(Excerpts from a figure dataset)
□ □ □ □ □ □ □

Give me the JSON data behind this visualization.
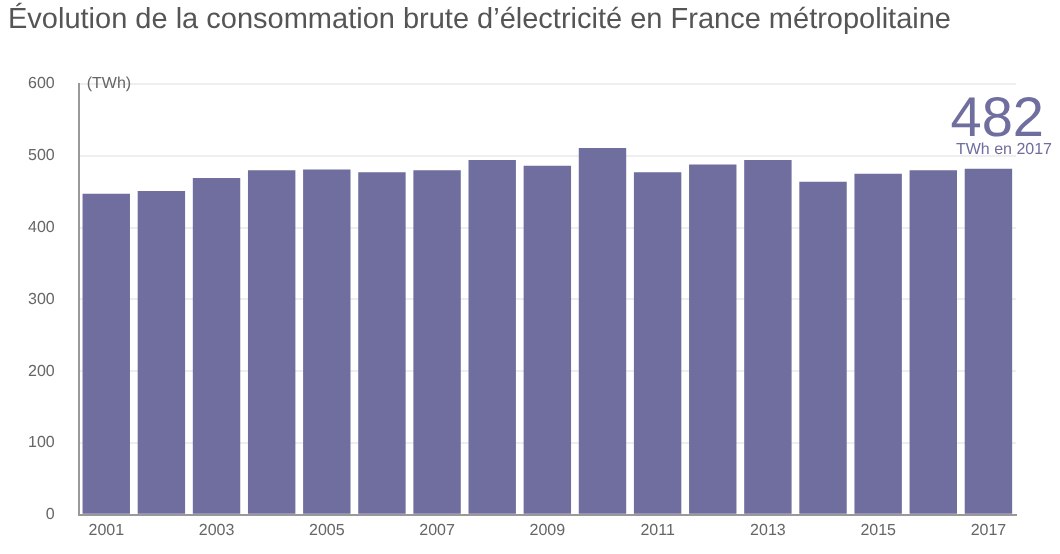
{
  "chart_data": {
    "type": "bar",
    "title": "Évolution de la consommation brute d’électricité en France métropolitaine",
    "ylabel": "(TWh)",
    "categories": [
      "2001",
      null,
      "2003",
      null,
      "2005",
      null,
      "2007",
      null,
      "2009",
      null,
      "2011",
      null,
      "2013",
      null,
      "2015",
      null,
      "2017"
    ],
    "values": [
      447,
      451,
      469,
      480,
      481,
      477,
      480,
      494,
      486,
      511,
      477,
      488,
      494,
      464,
      475,
      480,
      482
    ],
    "color": "#6f6e9e",
    "ylim": [
      0,
      600
    ],
    "yticks": [
      0,
      100,
      200,
      300,
      400,
      500,
      600
    ],
    "grid": "y",
    "legend": false,
    "annotations": [
      "482",
      "TWh en 2017"
    ]
  }
}
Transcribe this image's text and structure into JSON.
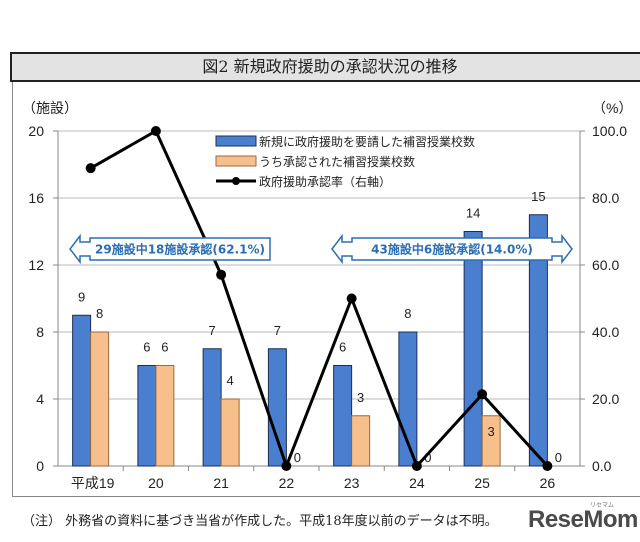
{
  "title": "図2 新規政府援助の承認状況の推移",
  "note": "（注） 外務省の資料に基づき当省が作成した。平成18年度以前のデータは不明。",
  "watermark": "ReseMom",
  "watermark_sub": "リセマム",
  "left_axis_unit": "（施設）",
  "right_axis_unit": "（%）",
  "callouts": {
    "left": "29施設中18施設承認(62.1%)",
    "right": "43施設中6施設承認(14.0%)"
  },
  "colors": {
    "blue": "#4a7fd0",
    "orange": "#f7bf8c",
    "line": "#000000",
    "callout": "#2a6fb3",
    "grid": "#bbbbbb"
  },
  "chart_data": {
    "type": "bar",
    "title": "図2 新規政府援助の承認状況の推移",
    "xlabel": "",
    "ylabel": "施設",
    "y2label": "%",
    "categories": [
      "平成19",
      "20",
      "21",
      "22",
      "23",
      "24",
      "25",
      "26"
    ],
    "series": [
      {
        "name": "新規に政府援助を要請した補習授業校数",
        "type": "bar",
        "axis": "left",
        "values": [
          9,
          6,
          7,
          7,
          6,
          8,
          14,
          15
        ]
      },
      {
        "name": "うち承認された補習授業校数",
        "type": "bar",
        "axis": "left",
        "values": [
          8,
          6,
          4,
          0,
          3,
          0,
          3,
          0
        ]
      },
      {
        "name": "政府援助承認率（右軸）",
        "type": "line",
        "axis": "right",
        "values": [
          88.9,
          100.0,
          57.1,
          0.0,
          50.0,
          0.0,
          21.4,
          0.0
        ]
      }
    ],
    "ylim": [
      0,
      20
    ],
    "yticks": [
      0,
      4,
      8,
      12,
      16,
      20
    ],
    "y2lim": [
      0,
      100
    ],
    "y2ticks": [
      "0.0",
      "20.0",
      "40.0",
      "60.0",
      "80.0",
      "100.0"
    ],
    "bar_labels_blue": [
      "9",
      "6",
      "7",
      "7",
      "6",
      "8",
      "14",
      "15"
    ],
    "bar_labels_orange": [
      "8",
      "6",
      "4",
      "0",
      "3",
      "0",
      "3",
      "0"
    ],
    "grid": true,
    "legend_position": "top-right inside",
    "annotations": [
      "29施設中18施設承認(62.1%)",
      "43施設中6施設承認(14.0%)"
    ]
  }
}
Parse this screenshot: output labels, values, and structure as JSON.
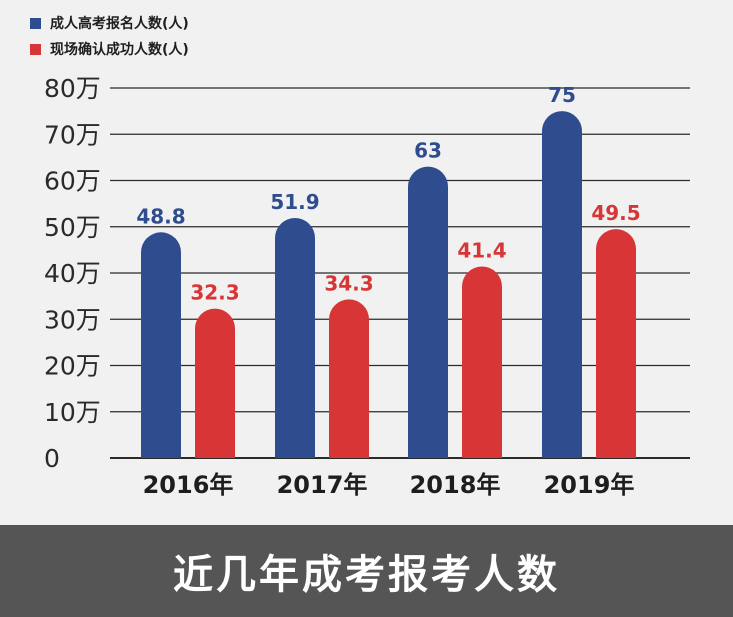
{
  "chart_data": {
    "type": "bar",
    "categories": [
      "2016年",
      "2017年",
      "2018年",
      "2019年"
    ],
    "series": [
      {
        "name": "成人高考报名人数(人)",
        "values": [
          48.8,
          51.9,
          63,
          75
        ],
        "labels": [
          "48.8",
          "51.9",
          "63",
          "75"
        ],
        "color": "#2f4d8e",
        "label_color": "#2f4d8e"
      },
      {
        "name": "现场确认成功人数(人)",
        "values": [
          32.3,
          34.3,
          41.4,
          49.5
        ],
        "labels": [
          "32.3",
          "34.3",
          "41.4",
          "49.5"
        ],
        "color": "#d83636",
        "label_color": "#d83636"
      }
    ],
    "yticks": [
      0,
      10,
      20,
      30,
      40,
      50,
      60,
      70,
      80
    ],
    "ytick_labels": [
      "0",
      "10万",
      "20万",
      "30万",
      "40万",
      "50万",
      "60万",
      "70万",
      "80万"
    ],
    "ylim": [
      0,
      80
    ],
    "grid": true,
    "legend_position": "top-left",
    "title": "近几年成考报考人数"
  },
  "colors": {
    "background": "#f1f1f1",
    "footer": "#555555",
    "grid": "#2b2b2b",
    "axis_text": "#2a2a2a"
  }
}
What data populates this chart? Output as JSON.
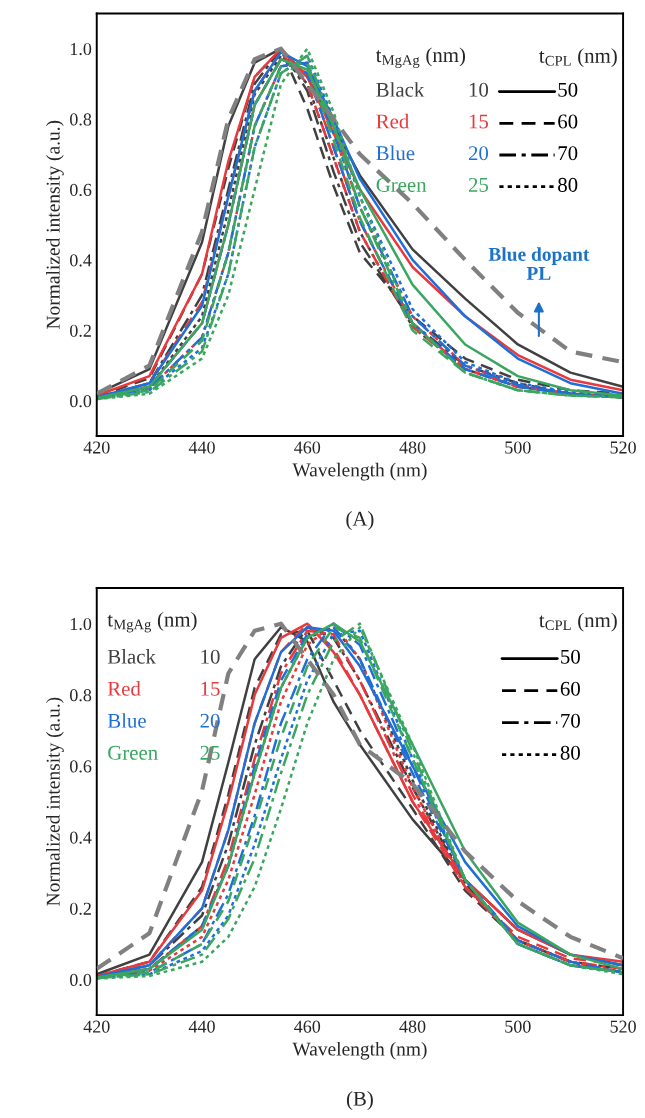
{
  "chart_data": [
    {
      "type": "line",
      "xlabel": "Wavelength (nm)",
      "ylabel": "Normalized intensity (a.u.)",
      "xlim": [
        420,
        520
      ],
      "xticks": [
        420,
        440,
        460,
        480,
        500,
        520
      ],
      "ylim": [
        -0.1,
        1.1
      ],
      "yticks": [
        {
          "value": 0,
          "label": "0.0"
        },
        {
          "value": 0.2,
          "label": "0.2"
        },
        {
          "value": 0.4,
          "label": "0.4"
        },
        {
          "value": 0.6,
          "label": "0.6"
        },
        {
          "value": 0.8,
          "label": "0.8"
        },
        {
          "value": 1,
          "label": "1.0"
        }
      ],
      "x": [
        420,
        430,
        440,
        445,
        450,
        455,
        460,
        465,
        470,
        480,
        490,
        500,
        510,
        520
      ],
      "annotations": [
        "(A)",
        "t$_{MgAg}$ (nm)",
        "t$_{CPL}$ (nm)",
        "Black",
        "10",
        "Red",
        "15",
        "Blue",
        "20",
        "Green",
        "25",
        "50",
        "60",
        "70",
        "80",
        "Blue dopant PL"
      ],
      "series": [
        {
          "color": "#404040",
          "line_style": "solid",
          "values": [
            0.02,
            0.09,
            0.45,
            0.78,
            0.96,
            1.0,
            0.92,
            0.78,
            0.64,
            0.43,
            0.29,
            0.16,
            0.08,
            0.04
          ]
        },
        {
          "color": "#404040",
          "line_style": "dashed",
          "values": [
            0.012,
            0.064,
            0.36,
            0.66,
            0.92,
            0.998,
            0.83,
            0.61,
            0.42,
            0.24,
            0.12,
            0.06,
            0.03,
            0.02
          ]
        },
        {
          "color": "#404040",
          "line_style": "dashdot",
          "values": [
            0.01,
            0.05,
            0.3,
            0.6,
            0.9,
            1.0,
            0.88,
            0.65,
            0.45,
            0.22,
            0.1,
            0.05,
            0.02,
            0.01
          ]
        },
        {
          "color": "#404040",
          "line_style": "dotted",
          "values": [
            0.009,
            0.04,
            0.24,
            0.54,
            0.87,
            0.98,
            0.9,
            0.69,
            0.48,
            0.21,
            0.09,
            0.04,
            0.02,
            0.01
          ]
        },
        {
          "color": "#e8393c",
          "line_style": "solid",
          "values": [
            0.015,
            0.07,
            0.36,
            0.68,
            0.92,
            1.0,
            0.92,
            0.76,
            0.6,
            0.38,
            0.24,
            0.13,
            0.06,
            0.03
          ]
        },
        {
          "color": "#e8393c",
          "line_style": "dashed",
          "values": [
            0.01,
            0.05,
            0.28,
            0.58,
            0.88,
            0.99,
            0.9,
            0.69,
            0.48,
            0.21,
            0.09,
            0.04,
            0.02,
            0.01
          ]
        },
        {
          "color": "#e8393c",
          "line_style": "dashdot",
          "values": [
            0.008,
            0.04,
            0.22,
            0.5,
            0.84,
            0.97,
            0.93,
            0.72,
            0.51,
            0.22,
            0.09,
            0.04,
            0.02,
            0.01
          ]
        },
        {
          "color": "#e8393c",
          "line_style": "dotted",
          "values": [
            0.007,
            0.035,
            0.18,
            0.42,
            0.78,
            0.95,
            0.96,
            0.76,
            0.55,
            0.24,
            0.1,
            0.045,
            0.02,
            0.01
          ]
        },
        {
          "color": "#1f6fd8",
          "line_style": "solid",
          "values": [
            0.01,
            0.05,
            0.27,
            0.58,
            0.88,
            0.99,
            0.95,
            0.8,
            0.63,
            0.4,
            0.24,
            0.12,
            0.05,
            0.02
          ]
        },
        {
          "color": "#1f6fd8",
          "line_style": "dashed",
          "values": [
            0.008,
            0.04,
            0.22,
            0.5,
            0.84,
            0.97,
            0.93,
            0.72,
            0.51,
            0.22,
            0.09,
            0.04,
            0.02,
            0.01
          ]
        },
        {
          "color": "#1f6fd8",
          "line_style": "dashdot",
          "values": [
            0.007,
            0.035,
            0.18,
            0.42,
            0.78,
            0.95,
            0.96,
            0.76,
            0.55,
            0.24,
            0.1,
            0.045,
            0.02,
            0.01
          ]
        },
        {
          "color": "#1f6fd8",
          "line_style": "dotted",
          "values": [
            0.006,
            0.03,
            0.15,
            0.36,
            0.72,
            0.93,
            0.98,
            0.8,
            0.58,
            0.26,
            0.11,
            0.05,
            0.025,
            0.012
          ]
        },
        {
          "color": "#3aa660",
          "line_style": "solid",
          "values": [
            0.008,
            0.04,
            0.22,
            0.5,
            0.84,
            0.97,
            0.94,
            0.78,
            0.6,
            0.33,
            0.16,
            0.07,
            0.03,
            0.015
          ]
        },
        {
          "color": "#3aa660",
          "line_style": "dashed",
          "values": [
            0.006,
            0.03,
            0.17,
            0.42,
            0.78,
            0.95,
            0.96,
            0.74,
            0.52,
            0.2,
            0.08,
            0.03,
            0.015,
            0.01
          ]
        },
        {
          "color": "#3aa660",
          "line_style": "dashdot",
          "values": [
            0.005,
            0.025,
            0.14,
            0.36,
            0.72,
            0.93,
            0.98,
            0.78,
            0.55,
            0.22,
            0.08,
            0.03,
            0.015,
            0.01
          ]
        },
        {
          "color": "#3aa660",
          "line_style": "dotted",
          "values": [
            0.005,
            0.02,
            0.12,
            0.3,
            0.6,
            0.9,
            1.0,
            0.82,
            0.58,
            0.22,
            0.08,
            0.03,
            0.015,
            0.01
          ]
        },
        {
          "color": "#808080",
          "line_style": "dashed",
          "values": [
            0.02,
            0.1,
            0.48,
            0.8,
            0.97,
            1.0,
            0.9,
            0.8,
            0.7,
            0.56,
            0.4,
            0.25,
            0.14,
            0.11
          ]
        }
      ]
    },
    {
      "type": "line",
      "xlabel": "Wavelength (nm)",
      "ylabel": "Normalized intensity (a.u.)",
      "xlim": [
        420,
        520
      ],
      "xticks": [
        420,
        440,
        460,
        480,
        500,
        520
      ],
      "ylim": [
        -0.1,
        1.1
      ],
      "yticks": [
        {
          "value": 0,
          "label": "0.0"
        },
        {
          "value": 0.2,
          "label": "0.2"
        },
        {
          "value": 0.4,
          "label": "0.4"
        },
        {
          "value": 0.6,
          "label": "0.6"
        },
        {
          "value": 0.8,
          "label": "0.8"
        },
        {
          "value": 1,
          "label": "1.0"
        }
      ],
      "x": [
        420,
        430,
        440,
        445,
        450,
        455,
        460,
        465,
        470,
        480,
        490,
        500,
        510,
        520
      ],
      "annotations": [
        "(B)",
        "t$_{MgAg}$ (nm)",
        "t$_{CPL}$ (nm)",
        "Black",
        "10",
        "Red",
        "15",
        "Blue",
        "20",
        "Green",
        "25",
        "50",
        "60",
        "70",
        "80"
      ],
      "series": [
        {
          "color": "#404040",
          "line_style": "solid",
          "values": [
            0.015,
            0.07,
            0.33,
            0.61,
            0.9,
            0.99,
            0.95,
            0.78,
            0.66,
            0.45,
            0.28,
            0.14,
            0.07,
            0.04
          ]
        },
        {
          "color": "#404040",
          "line_style": "dashed",
          "values": [
            0.01,
            0.05,
            0.26,
            0.52,
            0.82,
            0.97,
            0.98,
            0.84,
            0.7,
            0.48,
            0.25,
            0.11,
            0.05,
            0.03
          ]
        },
        {
          "color": "#404040",
          "line_style": "dashdot",
          "values": [
            0.008,
            0.04,
            0.18,
            0.38,
            0.66,
            0.88,
            0.99,
            0.96,
            0.84,
            0.54,
            0.27,
            0.11,
            0.05,
            0.02
          ]
        },
        {
          "color": "#404040",
          "line_style": "dotted",
          "values": [
            0.006,
            0.03,
            0.15,
            0.32,
            0.58,
            0.82,
            0.96,
            0.99,
            0.9,
            0.56,
            0.27,
            0.11,
            0.05,
            0.02
          ]
        },
        {
          "color": "#e8393c",
          "line_style": "solid",
          "values": [
            0.01,
            0.05,
            0.25,
            0.5,
            0.8,
            0.96,
            1.0,
            0.92,
            0.8,
            0.5,
            0.28,
            0.14,
            0.07,
            0.05
          ]
        },
        {
          "color": "#e8393c",
          "line_style": "dashed",
          "values": [
            0.008,
            0.04,
            0.2,
            0.42,
            0.72,
            0.92,
            1.0,
            0.93,
            0.8,
            0.5,
            0.26,
            0.12,
            0.06,
            0.04
          ]
        },
        {
          "color": "#e8393c",
          "line_style": "dashdot",
          "values": [
            0.006,
            0.03,
            0.15,
            0.34,
            0.62,
            0.86,
            0.98,
            0.97,
            0.84,
            0.52,
            0.26,
            0.11,
            0.05,
            0.03
          ]
        },
        {
          "color": "#e8393c",
          "line_style": "dotted",
          "values": [
            0.005,
            0.025,
            0.12,
            0.28,
            0.52,
            0.78,
            0.94,
            1.0,
            0.9,
            0.54,
            0.26,
            0.11,
            0.05,
            0.02
          ]
        },
        {
          "color": "#1f6fd8",
          "line_style": "solid",
          "values": [
            0.008,
            0.04,
            0.2,
            0.42,
            0.72,
            0.92,
            0.99,
            0.98,
            0.88,
            0.6,
            0.33,
            0.15,
            0.07,
            0.04
          ]
        },
        {
          "color": "#1f6fd8",
          "line_style": "dashed",
          "values": [
            0.006,
            0.03,
            0.15,
            0.32,
            0.6,
            0.84,
            0.97,
            0.99,
            0.9,
            0.58,
            0.28,
            0.11,
            0.05,
            0.02
          ]
        },
        {
          "color": "#1f6fd8",
          "line_style": "dashdot",
          "values": [
            0.005,
            0.02,
            0.1,
            0.24,
            0.46,
            0.72,
            0.9,
            1.0,
            0.94,
            0.6,
            0.28,
            0.1,
            0.04,
            0.02
          ]
        },
        {
          "color": "#1f6fd8",
          "line_style": "dotted",
          "values": [
            0.004,
            0.015,
            0.08,
            0.18,
            0.38,
            0.62,
            0.84,
            0.97,
            0.98,
            0.62,
            0.28,
            0.1,
            0.04,
            0.02
          ]
        },
        {
          "color": "#3aa660",
          "line_style": "solid",
          "values": [
            0.006,
            0.03,
            0.14,
            0.32,
            0.58,
            0.82,
            0.96,
            1.0,
            0.95,
            0.66,
            0.36,
            0.16,
            0.07,
            0.03
          ]
        },
        {
          "color": "#3aa660",
          "line_style": "dashed",
          "values": [
            0.005,
            0.02,
            0.1,
            0.22,
            0.44,
            0.68,
            0.88,
            0.99,
            0.96,
            0.62,
            0.28,
            0.1,
            0.04,
            0.02
          ]
        },
        {
          "color": "#3aa660",
          "line_style": "dashdot",
          "values": [
            0.004,
            0.015,
            0.07,
            0.17,
            0.34,
            0.58,
            0.8,
            0.95,
            1.0,
            0.64,
            0.28,
            0.1,
            0.04,
            0.02
          ]
        },
        {
          "color": "#3aa660",
          "line_style": "dotted",
          "values": [
            0.003,
            0.01,
            0.05,
            0.12,
            0.26,
            0.48,
            0.72,
            0.9,
            0.99,
            0.66,
            0.28,
            0.1,
            0.04,
            0.015
          ]
        },
        {
          "color": "#808080",
          "line_style": "dashed",
          "values": [
            0.03,
            0.13,
            0.53,
            0.86,
            0.98,
            1.0,
            0.9,
            0.8,
            0.66,
            0.55,
            0.36,
            0.22,
            0.12,
            0.06
          ]
        }
      ]
    }
  ]
}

□ □ □ □ □ □ □

AIM: State the number of lines above that hold the string "grid", with nothing added.

SOLUTION BELOW: 5